Problem: Using the entries that follow, state how many lines contain the word "JSON". The response is that number and nothing more.

Records supplied:

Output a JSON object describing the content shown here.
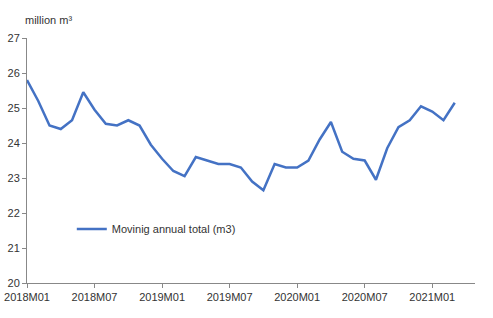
{
  "chart_data": {
    "type": "line",
    "y_label": "million m³",
    "categories": [
      "2018M01",
      null,
      null,
      null,
      null,
      null,
      "2018M07",
      null,
      null,
      null,
      null,
      null,
      "2019M01",
      null,
      null,
      null,
      null,
      null,
      "2019M07",
      null,
      null,
      null,
      null,
      null,
      "2020M01",
      null,
      null,
      null,
      null,
      null,
      "2020M07",
      null,
      null,
      null,
      null,
      null,
      "2021M01",
      null,
      null
    ],
    "series": [
      {
        "name": "Movinig annual total (m3)",
        "color": "#4472c4",
        "values": [
          25.8,
          25.2,
          24.5,
          24.4,
          24.65,
          25.45,
          24.95,
          24.55,
          24.5,
          24.65,
          24.5,
          23.95,
          23.55,
          23.2,
          23.05,
          23.6,
          23.5,
          23.4,
          23.4,
          23.3,
          22.9,
          22.65,
          23.4,
          23.3,
          23.3,
          23.5,
          24.1,
          24.6,
          23.75,
          23.55,
          23.5,
          22.95,
          23.85,
          24.45,
          24.65,
          25.05,
          24.9,
          24.65,
          25.15
        ]
      }
    ],
    "ylim": [
      20,
      27
    ],
    "yticks": [
      20,
      21,
      22,
      23,
      24,
      25,
      26,
      27
    ],
    "grid": false,
    "legend": "lower left"
  }
}
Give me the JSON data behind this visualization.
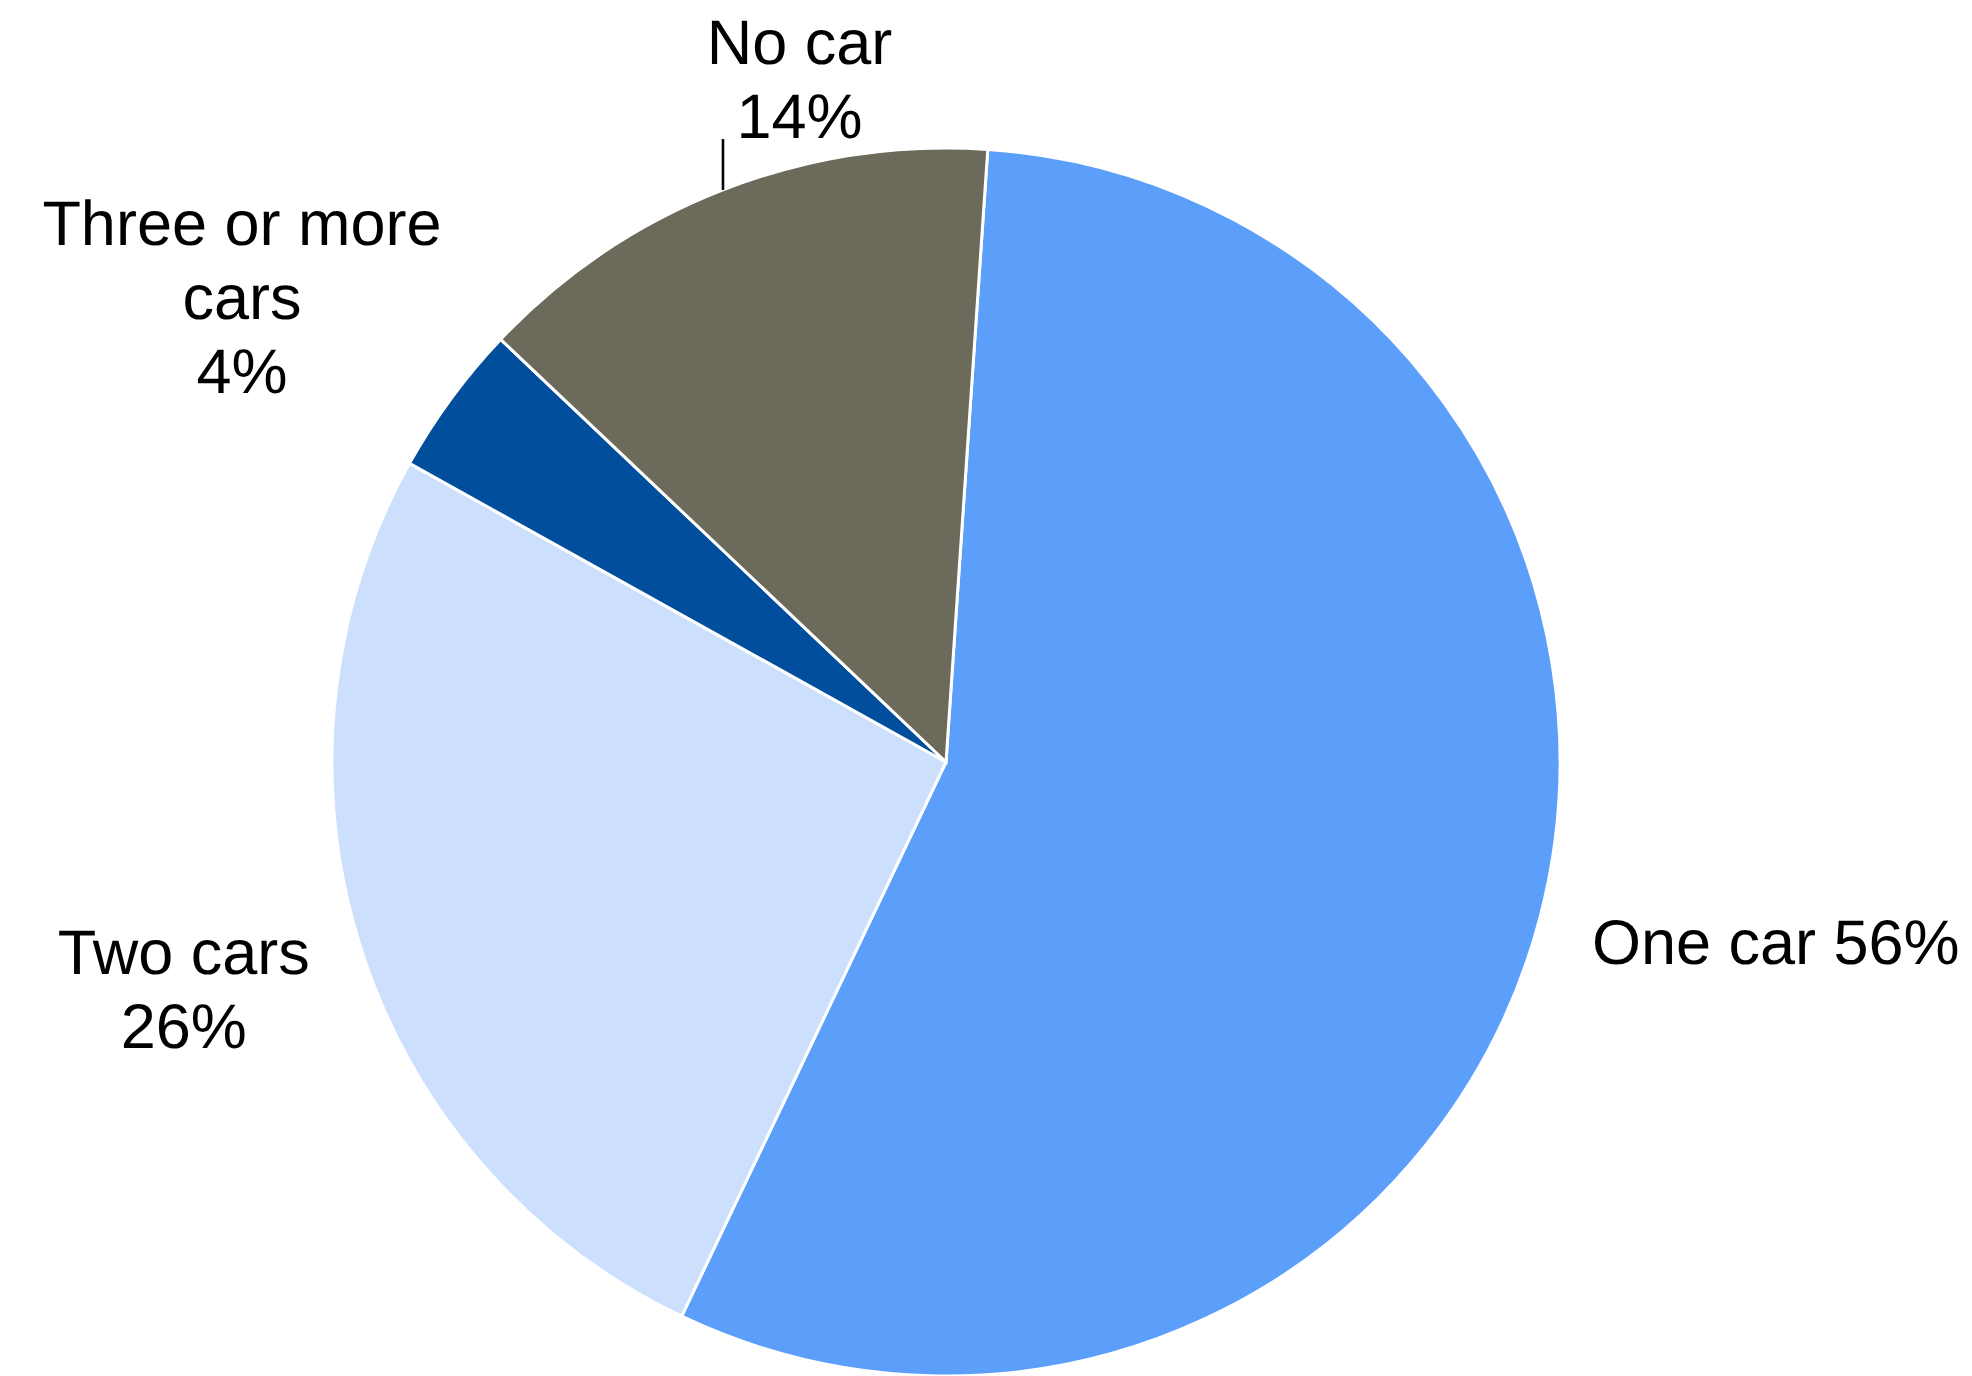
{
  "chart_data": {
    "type": "pie",
    "categories": [
      "One car",
      "Two cars",
      "Three or more cars",
      "No car"
    ],
    "values": [
      56,
      26,
      4,
      14
    ],
    "colors": [
      "#5c9ffb",
      "#cce0fe",
      "#004e9c",
      "#6b6a5b"
    ],
    "value_labels": [
      "56%",
      "26%",
      "4%",
      "14%"
    ]
  }
}
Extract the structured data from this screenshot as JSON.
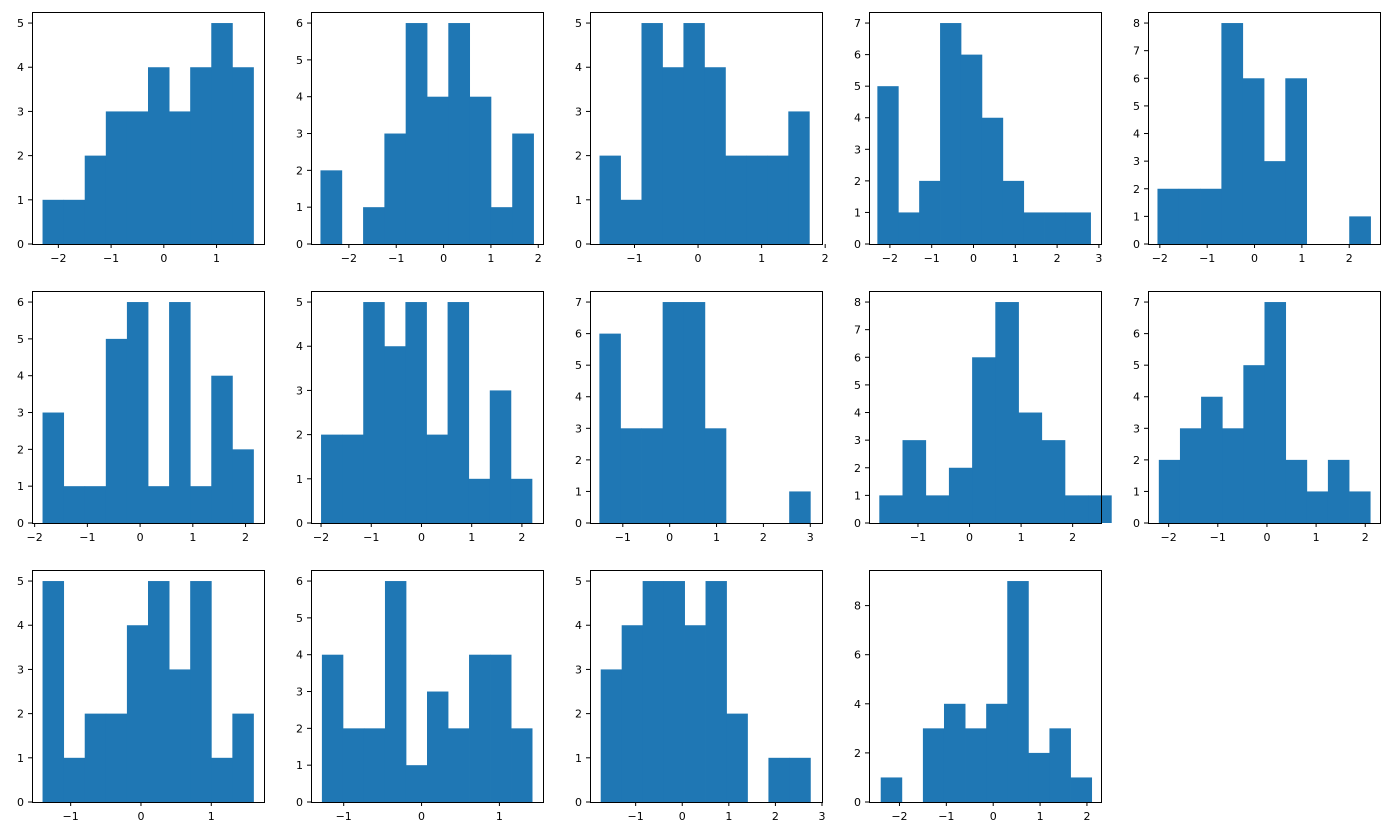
{
  "bar_color": "#1f77b4",
  "chart_data": [
    {
      "type": "bar",
      "subtype": "histogram",
      "bin_edges": [
        -2.3,
        -1.9,
        -1.5,
        -1.1,
        -0.7,
        -0.3,
        0.1,
        0.5,
        0.9,
        1.3,
        1.7
      ],
      "counts": [
        1,
        1,
        2,
        3,
        3,
        4,
        3,
        4,
        5,
        4
      ],
      "xlim": [
        -2.5,
        1.9
      ],
      "ylim": [
        0,
        5.25
      ],
      "xticks": [
        -2,
        -1,
        0,
        1
      ],
      "yticks": [
        0,
        1,
        2,
        3,
        4,
        5
      ]
    },
    {
      "type": "bar",
      "subtype": "histogram",
      "bin_edges": [
        -2.6,
        -2.15,
        -1.7,
        -1.25,
        -0.8,
        -0.35,
        0.1,
        0.55,
        1.0,
        1.45,
        1.9
      ],
      "counts": [
        2,
        0,
        1,
        3,
        6,
        4,
        6,
        4,
        1,
        3
      ],
      "xlim": [
        -2.8,
        2.1
      ],
      "ylim": [
        0,
        6.3
      ],
      "xticks": [
        -2,
        -1,
        0,
        1,
        2
      ],
      "yticks": [
        0,
        1,
        2,
        3,
        4,
        5,
        6
      ]
    },
    {
      "type": "bar",
      "subtype": "histogram",
      "bin_edges": [
        -1.55,
        -1.22,
        -0.89,
        -0.56,
        -0.23,
        0.1,
        0.43,
        0.76,
        1.09,
        1.42,
        1.75
      ],
      "counts": [
        2,
        1,
        5,
        4,
        5,
        4,
        2,
        2,
        2,
        3
      ],
      "xlim": [
        -1.7,
        1.95
      ],
      "ylim": [
        0,
        5.25
      ],
      "xticks": [
        -1,
        0,
        1,
        2
      ],
      "yticks": [
        0,
        1,
        2,
        3,
        4,
        5
      ]
    },
    {
      "type": "bar",
      "subtype": "histogram",
      "bin_edges": [
        -2.3,
        -1.8,
        -1.3,
        -0.8,
        -0.3,
        0.2,
        0.7,
        1.2,
        1.7,
        2.2,
        2.8
      ],
      "counts": [
        5,
        1,
        2,
        7,
        6,
        4,
        2,
        1,
        1,
        1
      ],
      "xlim": [
        -2.5,
        3.05
      ],
      "ylim": [
        0,
        7.35
      ],
      "xticks": [
        -2,
        -1,
        0,
        1,
        2,
        3
      ],
      "yticks": [
        0,
        1,
        2,
        3,
        4,
        5,
        6,
        7
      ]
    },
    {
      "type": "bar",
      "subtype": "histogram",
      "bin_edges": [
        -2.05,
        -1.6,
        -1.15,
        -0.7,
        -0.25,
        0.2,
        0.65,
        1.1,
        1.55,
        2.0,
        2.45
      ],
      "counts": [
        2,
        2,
        2,
        8,
        6,
        3,
        6,
        0,
        0,
        1
      ],
      "xlim": [
        -2.25,
        2.65
      ],
      "ylim": [
        0,
        8.4
      ],
      "xticks": [
        -2,
        -1,
        0,
        1,
        2
      ],
      "yticks": [
        0,
        1,
        2,
        3,
        4,
        5,
        6,
        7,
        8
      ]
    },
    {
      "type": "bar",
      "subtype": "histogram",
      "bin_edges": [
        -1.85,
        -1.45,
        -1.05,
        -0.65,
        -0.25,
        0.15,
        0.55,
        0.95,
        1.35,
        1.75,
        2.15
      ],
      "counts": [
        3,
        1,
        1,
        5,
        6,
        1,
        6,
        1,
        4,
        2
      ],
      "xlim": [
        -2.05,
        2.35
      ],
      "ylim": [
        0,
        6.3
      ],
      "xticks": [
        -2,
        -1,
        0,
        1,
        2
      ],
      "yticks": [
        0,
        1,
        2,
        3,
        4,
        5,
        6
      ]
    },
    {
      "type": "bar",
      "subtype": "histogram",
      "bin_edges": [
        -2.0,
        -1.58,
        -1.16,
        -0.74,
        -0.32,
        0.1,
        0.52,
        0.94,
        1.36,
        1.78,
        2.2
      ],
      "counts": [
        2,
        2,
        5,
        4,
        5,
        2,
        5,
        1,
        3,
        1
      ],
      "xlim": [
        -2.2,
        2.42
      ],
      "ylim": [
        0,
        5.25
      ],
      "xticks": [
        -2,
        -1,
        0,
        1,
        2
      ],
      "yticks": [
        0,
        1,
        2,
        3,
        4,
        5
      ]
    },
    {
      "type": "bar",
      "subtype": "histogram",
      "bin_edges": [
        -1.5,
        -1.05,
        -0.6,
        -0.15,
        0.3,
        0.75,
        1.2,
        1.65,
        2.1,
        2.55,
        3.0
      ],
      "counts": [
        6,
        3,
        3,
        7,
        7,
        3,
        0,
        0,
        0,
        1
      ],
      "xlim": [
        -1.7,
        3.25
      ],
      "ylim": [
        0,
        7.35
      ],
      "xticks": [
        -1,
        0,
        1,
        2,
        3
      ],
      "yticks": [
        0,
        1,
        2,
        3,
        4,
        5,
        6,
        7
      ]
    },
    {
      "type": "bar",
      "subtype": "histogram",
      "bin_edges": [
        -1.75,
        -1.3,
        -0.85,
        -0.4,
        0.05,
        0.5,
        0.95,
        1.4,
        1.85,
        2.3,
        2.75
      ],
      "counts": [
        1,
        3,
        1,
        2,
        6,
        8,
        4,
        3,
        1,
        1
      ],
      "xlim": [
        -1.95,
        2.55
      ],
      "ylim": [
        0,
        8.4
      ],
      "xticks": [
        -1,
        0,
        1,
        2
      ],
      "yticks": [
        0,
        1,
        2,
        3,
        4,
        5,
        6,
        7,
        8
      ]
    },
    {
      "type": "bar",
      "subtype": "histogram",
      "bin_edges": [
        -2.2,
        -1.77,
        -1.34,
        -0.91,
        -0.48,
        -0.05,
        0.38,
        0.81,
        1.24,
        1.67,
        2.1
      ],
      "counts": [
        2,
        3,
        4,
        3,
        5,
        7,
        2,
        1,
        2,
        1
      ],
      "xlim": [
        -2.42,
        2.3
      ],
      "ylim": [
        0,
        7.35
      ],
      "xticks": [
        -2,
        -1,
        0,
        1,
        2
      ],
      "yticks": [
        0,
        1,
        2,
        3,
        4,
        5,
        6,
        7
      ]
    },
    {
      "type": "bar",
      "subtype": "histogram",
      "bin_edges": [
        -1.4,
        -1.1,
        -0.8,
        -0.5,
        -0.2,
        0.1,
        0.4,
        0.7,
        1.0,
        1.3,
        1.6
      ],
      "counts": [
        5,
        1,
        2,
        2,
        4,
        5,
        3,
        5,
        1,
        2
      ],
      "xlim": [
        -1.55,
        1.75
      ],
      "ylim": [
        0,
        5.25
      ],
      "xticks": [
        -1,
        0,
        1
      ],
      "yticks": [
        0,
        1,
        2,
        3,
        4,
        5
      ]
    },
    {
      "type": "bar",
      "subtype": "histogram",
      "bin_edges": [
        -1.28,
        -1.01,
        -0.74,
        -0.47,
        -0.2,
        0.07,
        0.34,
        0.61,
        0.88,
        1.15,
        1.42
      ],
      "counts": [
        4,
        2,
        2,
        6,
        1,
        3,
        2,
        4,
        4,
        2
      ],
      "xlim": [
        -1.42,
        1.56
      ],
      "ylim": [
        0,
        6.3
      ],
      "xticks": [
        -1,
        0,
        1
      ],
      "yticks": [
        0,
        1,
        2,
        3,
        4,
        5,
        6
      ]
    },
    {
      "type": "bar",
      "subtype": "histogram",
      "bin_edges": [
        -1.75,
        -1.3,
        -0.85,
        -0.4,
        0.05,
        0.5,
        0.95,
        1.4,
        1.85,
        2.3,
        2.75
      ],
      "counts": [
        3,
        4,
        5,
        5,
        4,
        5,
        2,
        0,
        1,
        1
      ],
      "xlim": [
        -1.98,
        3.0
      ],
      "ylim": [
        0,
        5.25
      ],
      "xticks": [
        -1,
        0,
        1,
        2,
        3
      ],
      "yticks": [
        0,
        1,
        2,
        3,
        4,
        5
      ]
    },
    {
      "type": "bar",
      "subtype": "histogram",
      "bin_edges": [
        -2.4,
        -1.95,
        -1.5,
        -1.05,
        -0.6,
        -0.15,
        0.3,
        0.75,
        1.2,
        1.65,
        2.1
      ],
      "counts": [
        1,
        0,
        3,
        4,
        3,
        4,
        9,
        2,
        3,
        1
      ],
      "xlim": [
        -2.65,
        2.3
      ],
      "ylim": [
        0,
        9.45
      ],
      "xticks": [
        -2,
        -1,
        0,
        1,
        2
      ],
      "yticks": [
        0,
        2,
        4,
        6,
        8
      ]
    }
  ]
}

Task solution: 3